Given information
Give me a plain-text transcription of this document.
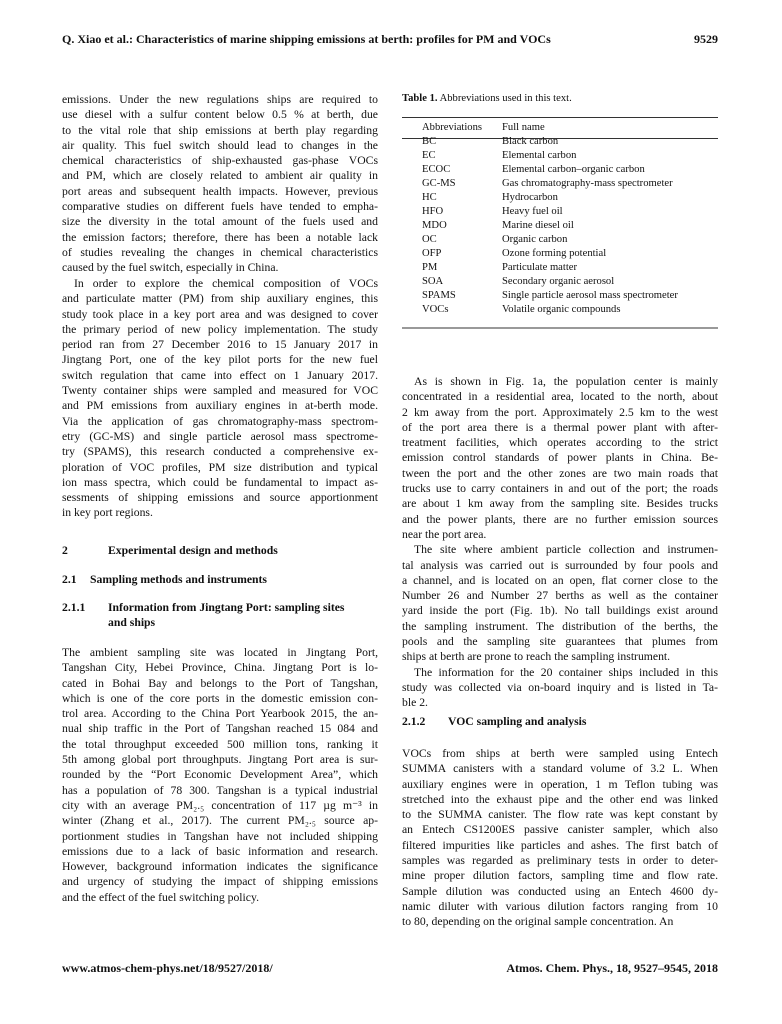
Q. Xiao et al.: Characteristics of marine shipping emissions at berth: profiles for PM and VOCs	9529
emissions. Under the new regulations ships are required to
use diesel with a sulfur content below 0.5 % at berth, due
to the vital role that ship emissions at berth play regarding
air quality. This fuel switch should lead to changes in the
chemical characteristics of ship-exhausted gas-phase VOCs
and PM, which are closely related to ambient air quality in
port areas and subsequent health impacts. However, previous
comparative studies on different fuels have tended to empha-
size the diversity in the total amount of the fuels used and
the emission factors; therefore, there has been a notable lack
of studies revealing the changes in chemical characteristics
caused by the fuel switch, especially in China.
In order to explore the chemical composition of VOCs
and particulate matter (PM) from ship auxiliary engines, this
study took place in a key port area and was designed to cover
the primary period of new policy implementation. The study
period ran from 27 December 2016 to 15 January 2017 in
Jingtang Port, one of the key pilot ports for the new fuel
switch regulation that came into effect on 1 January 2017.
Twenty container ships were sampled and measured for VOC
and PM emissions from auxiliary engines in at-berth mode.
Via the application of gas chromatography-mass spectrom-
etry (GC-MS) and single particle aerosol mass spectrome-
try (SPAMS), this research conducted a comprehensive ex-
ploration of VOC profiles, PM size distribution and typical
ion mass spectra, which could be fundamental to impact as-
sessments of shipping emissions and source apportionment
in key port regions.
2	Experimental design and methods
2.1 Sampling methods and instruments
2.1.1 Information from Jingtang Port: sampling sites
and ships
The ambient sampling site was located in Jingtang Port,
Tangshan City, Hebei Province, China. Jingtang Port is lo-
cated in Bohai Bay and belongs to the Port of Tangshan,
which is one of the core ports in the domestic emission con-
trol area. According to the China Port Yearbook 2015, the an-
nual ship traffic in the Port of Tangshan reached 15 084 and
the total throughput exceeded 500 million tons, ranking it
5th among global port throughputs. Jingtang Port area is sur-
rounded by the “Port Economic Development Area”, which
has a population of 78 300. Tangshan is a typical industrial
city with an average PM₂.₅ concentration of 117 µg m⁻³ in
winter (Zhang et al., 2017). The current PM₂.₅ source ap-
portionment studies in Tangshan have not included shipping
emissions due to a lack of basic information and research.
However, background information indicates the significance
and urgency of studying the impact of shipping emissions
and the effect of the fuel switching policy.
Table 1. Abbreviations used in this text.
Abbreviations	Full name
BC	Black carbon
EC	Elemental carbon
ECOC	Elemental carbon–organic carbon
GC-MS	Gas chromatography-mass spectrometer
HC	Hydrocarbon
HFO	Heavy fuel oil
MDO	Marine diesel oil
OC	Organic carbon
OFP	Ozone forming potential
PM	Particulate matter
SOA	Secondary organic aerosol
SPAMS	Single particle aerosol mass spectrometer
VOCs	Volatile organic compounds
As is shown in Fig. 1a, the population center is mainly
concentrated in a residential area, located to the north, about
2 km away from the port. Approximately 2.5 km to the west
of the port area there is a thermal power plant with after-
treatment facilities, which operates according to the strict
emission control standards of power plants in China. Be-
tween the port and the other zones are two main roads that
trucks use to carry containers in and out of the port; the roads
are about 1 km away from the sampling site. Besides trucks
and the power plants, there are no further emission sources
near the port area.
The site where ambient particle collection and instrumen-
tal analysis was carried out is surrounded by four pools and
a channel, and is located on an open, flat corner close to the
Number 26 and Number 27 berths as well as the container
yard inside the port (Fig. 1b). No tall buildings exist around
the sampling instrument. The distribution of the berths, the
pools and the sampling site guarantees that plumes from
ships at berth are prone to reach the sampling instrument.
The information for the 20 container ships included in this
study was collected via on-board inquiry and is listed in Ta-
ble 2.
2.1.2 VOC sampling and analysis
VOCs from ships at berth were sampled using Entech
SUMMA canisters with a standard volume of 3.2 L. When
auxiliary engines were in operation, 1 m Teflon tubing was
stretched into the exhaust pipe and the other end was linked
to the SUMMA canister. The flow rate was kept constant by
an Entech CS1200ES passive canister sampler, which also
filtered impurities like particles and ashes. The first batch of
samples was regarded as preliminary tests in order to deter-
mine proper dilution factors, sampling time and flow rate.
Sample dilution was conducted using an Entech 4600 dy-
namic diluter with various dilution factors ranging from 10
to 80, depending on the original sample concentration. An
www.atmos-chem-phys.net/18/9527/2018/	Atmos. Chem. Phys., 18, 9527–9545, 2018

Directions for this task
Without the pictures, restate each entry exactly.

Full output
Give me a plain-text transcription of this document.
Q. Xiao et al.: Characteristics of marine shipping emissions at berth: profiles for PM and VOCs	9529
emissions. Under the new regulations ships are required to
use diesel with a sulfur content below 0.5 % at berth, due
to the vital role that ship emissions at berth play regarding
air quality. This fuel switch should lead to changes in the
chemical characteristics of ship-exhausted gas-phase VOCs
and PM, which are closely related to ambient air quality in
port areas and subsequent health impacts. However, previous
comparative studies on different fuels have tended to empha-
size the diversity in the total amount of the fuels used and
the emission factors; therefore, there has been a notable lack
of studies revealing the changes in chemical characteristics
caused by the fuel switch, especially in China.
In order to explore the chemical composition of VOCs
and particulate matter (PM) from ship auxiliary engines, this
study took place in a key port area and was designed to cover
the primary period of new policy implementation. The study
period ran from 27 December 2016 to 15 January 2017 in
Jingtang Port, one of the key pilot ports for the new fuel
switch regulation that came into effect on 1 January 2017.
Twenty container ships were sampled and measured for VOC
and PM emissions from auxiliary engines in at-berth mode.
Via the application of gas chromatography-mass spectrom-
etry (GC-MS) and single particle aerosol mass spectrome-
try (SPAMS), this research conducted a comprehensive ex-
ploration of VOC profiles, PM size distribution and typical
ion mass spectra, which could be fundamental to impact as-
sessments of shipping emissions and source apportionment
in key port regions.
2	Experimental design and methods
2.1 Sampling methods and instruments
2.1.1 Information from Jingtang Port: sampling sites
and ships
The ambient sampling site was located in Jingtang Port,
Tangshan City, Hebei Province, China. Jingtang Port is lo-
cated in Bohai Bay and belongs to the Port of Tangshan,
which is one of the core ports in the domestic emission con-
trol area. According to the China Port Yearbook 2015, the an-
nual ship traffic in the Port of Tangshan reached 15 084 and
the total throughput exceeded 500 million tons, ranking it
5th among global port throughputs. Jingtang Port area is sur-
rounded by the “Port Economic Development Area”, which
has a population of 78 300. Tangshan is a typical industrial
city with an average PM₂.₅ concentration of 117 µg m⁻³ in
winter (Zhang et al., 2017). The current PM₂.₅ source ap-
portionment studies in Tangshan have not included shipping
emissions due to a lack of basic information and research.
However, background information indicates the significance
and urgency of studying the impact of shipping emissions
and the effect of the fuel switching policy.
Table 1. Abbreviations used in this text.
Abbreviations	Full name
BC	Black carbon
EC	Elemental carbon
ECOC	Elemental carbon–organic carbon
GC-MS	Gas chromatography-mass spectrometer
HC	Hydrocarbon
HFO	Heavy fuel oil
MDO	Marine diesel oil
OC	Organic carbon
OFP	Ozone forming potential
PM	Particulate matter
SOA	Secondary organic aerosol
SPAMS	Single particle aerosol mass spectrometer
VOCs	Volatile organic compounds
As is shown in Fig. 1a, the population center is mainly
concentrated in a residential area, located to the north, about
2 km away from the port. Approximately 2.5 km to the west
of the port area there is a thermal power plant with after-
treatment facilities, which operates according to the strict
emission control standards of power plants in China. Be-
tween the port and the other zones are two main roads that
trucks use to carry containers in and out of the port; the roads
are about 1 km away from the sampling site. Besides trucks
and the power plants, there are no further emission sources
near the port area.
The site where ambient particle collection and instrumen-
tal analysis was carried out is surrounded by four pools and
a channel, and is located on an open, flat corner close to the
Number 26 and Number 27 berths as well as the container
yard inside the port (Fig. 1b). No tall buildings exist around
the sampling instrument. The distribution of the berths, the
pools and the sampling site guarantees that plumes from
ships at berth are prone to reach the sampling instrument.
The information for the 20 container ships included in this
study was collected via on-board inquiry and is listed in Ta-
ble 2.
2.1.2 VOC sampling and analysis
VOCs from ships at berth were sampled using Entech
SUMMA canisters with a standard volume of 3.2 L. When
auxiliary engines were in operation, 1 m Teflon tubing was
stretched into the exhaust pipe and the other end was linked
to the SUMMA canister. The flow rate was kept constant by
an Entech CS1200ES passive canister sampler, which also
filtered impurities like particles and ashes. The first batch of
samples was regarded as preliminary tests in order to deter-
mine proper dilution factors, sampling time and flow rate.
Sample dilution was conducted using an Entech 4600 dy-
namic diluter with various dilution factors ranging from 10
to 80, depending on the original sample concentration. An
www.atmos-chem-phys.net/18/9527/2018/	Atmos. Chem. Phys., 18, 9527–9545, 2018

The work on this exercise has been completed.